Exercise tasks:
A – Shorten the paragraph of the IV and 2SLS thread that begins "I was referring to the model," keeping its main facts.
B – According to the IV and 2SLS thread, what does the disagreement come down to?
C – Edit the IV and 2SLS thread's passage that opens with the words "To summarize, it" and closes with "is my mistake.", swapping "researcher" for "scholar".
— BEGIN Source text —
Thanks for the proof, which made me see where do we fail to understand
each other:

You assumed that Xhat=a+bZ, i.e., Xhat is a linear function of Z.

I was referring to the model Xhat=a+bZ1 and Z2, where Z1 and Z2 are
different variables. Clearly, in my model the IV and 2SLS estimators
yield different numbers, because you are talking about two different
instruments.

To summarize, it is not a matter of wrong intuition, but of different
definitions of the model

On Sun, Oct 23, 2011 at 3:30 AM, Christopher Baum <kit.baum@bc.edu> wrote:
> <>
> Yusal said
>
>> Nevertheless, note that my question relates to the theoretical aspects
>> of IV and 2SLS estimators. I'm a very curious person (I guess this is
>> the reason why did I become a researcher) and from time to time I
>> teach Econometrics classes and work with IV and 2SLS estimators. It is
>> thus important for me to know (and not for the sake of argument) if
>> I'm wrong here and if so where is my mistake.
>>
>>
>>
>> In other words I need a more specific application to a reference,
>> which provides a mathematical proof that cov(Zi,Yi)/cov(Zi,X1i) and
>> cov(X1hati,Yi)/Var(X1hati) yield identical numbers (in the case that
>> I'm wrong here). My intuition says that the number will not be the
>> same.
— END Source text —
— BEGIN Extracted material —
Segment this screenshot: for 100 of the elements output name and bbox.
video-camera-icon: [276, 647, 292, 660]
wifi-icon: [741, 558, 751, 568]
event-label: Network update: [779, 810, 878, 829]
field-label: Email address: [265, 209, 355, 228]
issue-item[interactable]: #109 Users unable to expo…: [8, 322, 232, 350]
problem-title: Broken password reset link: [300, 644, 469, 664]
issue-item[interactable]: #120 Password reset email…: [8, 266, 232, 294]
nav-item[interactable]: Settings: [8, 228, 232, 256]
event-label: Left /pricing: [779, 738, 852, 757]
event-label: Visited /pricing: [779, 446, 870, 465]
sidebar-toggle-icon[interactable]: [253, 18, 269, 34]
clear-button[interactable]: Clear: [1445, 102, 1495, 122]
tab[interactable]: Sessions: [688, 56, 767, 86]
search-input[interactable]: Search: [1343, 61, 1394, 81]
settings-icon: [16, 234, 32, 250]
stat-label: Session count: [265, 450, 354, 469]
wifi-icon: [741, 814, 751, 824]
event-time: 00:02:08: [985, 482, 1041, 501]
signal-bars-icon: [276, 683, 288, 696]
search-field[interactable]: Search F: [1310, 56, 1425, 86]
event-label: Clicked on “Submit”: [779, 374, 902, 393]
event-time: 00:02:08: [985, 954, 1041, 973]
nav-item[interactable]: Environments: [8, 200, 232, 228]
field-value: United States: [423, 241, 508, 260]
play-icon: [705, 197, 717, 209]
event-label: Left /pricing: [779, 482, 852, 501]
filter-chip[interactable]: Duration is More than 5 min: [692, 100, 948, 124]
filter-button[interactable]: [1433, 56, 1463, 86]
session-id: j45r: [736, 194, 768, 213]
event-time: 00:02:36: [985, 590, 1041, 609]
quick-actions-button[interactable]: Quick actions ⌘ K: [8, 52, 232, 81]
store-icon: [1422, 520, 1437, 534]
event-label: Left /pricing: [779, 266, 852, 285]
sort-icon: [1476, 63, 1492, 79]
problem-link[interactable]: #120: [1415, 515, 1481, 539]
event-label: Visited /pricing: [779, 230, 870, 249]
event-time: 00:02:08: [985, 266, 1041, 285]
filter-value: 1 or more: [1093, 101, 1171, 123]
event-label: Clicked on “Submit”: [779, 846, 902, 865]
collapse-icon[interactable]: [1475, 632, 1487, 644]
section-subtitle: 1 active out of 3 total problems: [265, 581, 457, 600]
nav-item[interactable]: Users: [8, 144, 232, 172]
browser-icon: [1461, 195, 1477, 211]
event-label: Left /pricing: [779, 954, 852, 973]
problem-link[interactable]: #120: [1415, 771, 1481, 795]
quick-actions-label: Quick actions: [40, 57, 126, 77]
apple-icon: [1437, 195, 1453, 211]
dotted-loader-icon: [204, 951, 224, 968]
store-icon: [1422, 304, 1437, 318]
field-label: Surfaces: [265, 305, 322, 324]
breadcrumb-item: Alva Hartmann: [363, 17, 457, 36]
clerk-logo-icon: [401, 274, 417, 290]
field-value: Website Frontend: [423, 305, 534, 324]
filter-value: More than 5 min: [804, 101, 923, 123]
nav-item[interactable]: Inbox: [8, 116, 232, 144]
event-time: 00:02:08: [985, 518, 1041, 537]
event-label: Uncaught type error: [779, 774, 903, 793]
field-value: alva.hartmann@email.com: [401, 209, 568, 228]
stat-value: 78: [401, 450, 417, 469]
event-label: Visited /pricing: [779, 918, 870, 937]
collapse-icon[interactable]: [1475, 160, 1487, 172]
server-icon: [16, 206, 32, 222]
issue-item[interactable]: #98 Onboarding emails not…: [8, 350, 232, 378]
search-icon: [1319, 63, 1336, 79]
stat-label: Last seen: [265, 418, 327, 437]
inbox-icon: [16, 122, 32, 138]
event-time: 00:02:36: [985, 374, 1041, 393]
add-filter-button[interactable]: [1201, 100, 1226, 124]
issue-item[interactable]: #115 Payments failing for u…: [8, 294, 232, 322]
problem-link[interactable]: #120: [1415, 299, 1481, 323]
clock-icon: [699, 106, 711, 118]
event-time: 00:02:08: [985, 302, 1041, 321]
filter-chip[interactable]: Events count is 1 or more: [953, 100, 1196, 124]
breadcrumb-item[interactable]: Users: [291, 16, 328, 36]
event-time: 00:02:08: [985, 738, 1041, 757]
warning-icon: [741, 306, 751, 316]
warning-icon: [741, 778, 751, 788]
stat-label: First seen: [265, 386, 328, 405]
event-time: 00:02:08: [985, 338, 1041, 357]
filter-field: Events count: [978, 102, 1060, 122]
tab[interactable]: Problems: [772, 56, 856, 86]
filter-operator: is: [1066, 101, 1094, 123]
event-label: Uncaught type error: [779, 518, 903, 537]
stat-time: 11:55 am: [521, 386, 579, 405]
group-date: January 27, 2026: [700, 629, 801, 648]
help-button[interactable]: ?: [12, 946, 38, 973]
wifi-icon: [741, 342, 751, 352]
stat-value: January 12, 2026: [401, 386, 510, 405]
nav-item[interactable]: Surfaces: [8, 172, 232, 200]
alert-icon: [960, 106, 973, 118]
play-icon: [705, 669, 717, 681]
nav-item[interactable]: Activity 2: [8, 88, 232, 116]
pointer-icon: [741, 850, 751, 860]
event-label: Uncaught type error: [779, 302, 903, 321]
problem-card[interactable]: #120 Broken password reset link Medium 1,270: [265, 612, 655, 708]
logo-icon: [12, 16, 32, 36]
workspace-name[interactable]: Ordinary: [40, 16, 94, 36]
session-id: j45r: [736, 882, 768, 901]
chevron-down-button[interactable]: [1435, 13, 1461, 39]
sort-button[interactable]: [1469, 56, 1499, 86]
— END Extracted material —
Results by task:
A – The writer's model is Xhat=a+bZ1 and Z2, where Z1 and Z2 are different variables. In that model the IV and 2SLS estimators give different numbers because two different instruments are involved.

B – Different definitions of the model, not wrong intuition.

C –
To summarize, it is not a matter of wrong intuition, but of different
definitions of the model

On Sun, Oct 23, 2011 at 3:30 AM, Christopher Baum <kit.baum@bc.edu> wrote:
> <>
> Yusal said
>
>> Nevertheless, note that my question relates to the theoretical aspects
>> of IV and 2SLS estimators. I'm a very curious person (I guess this is
>> the reason why did I become a scholar) and from time to time I
>> teach Econometrics classes and work with IV and 2SLS estimators. It is
>> thus important for me to know (and not for the sake of argument) if
>> I'm wrong here and if so where is my mistake.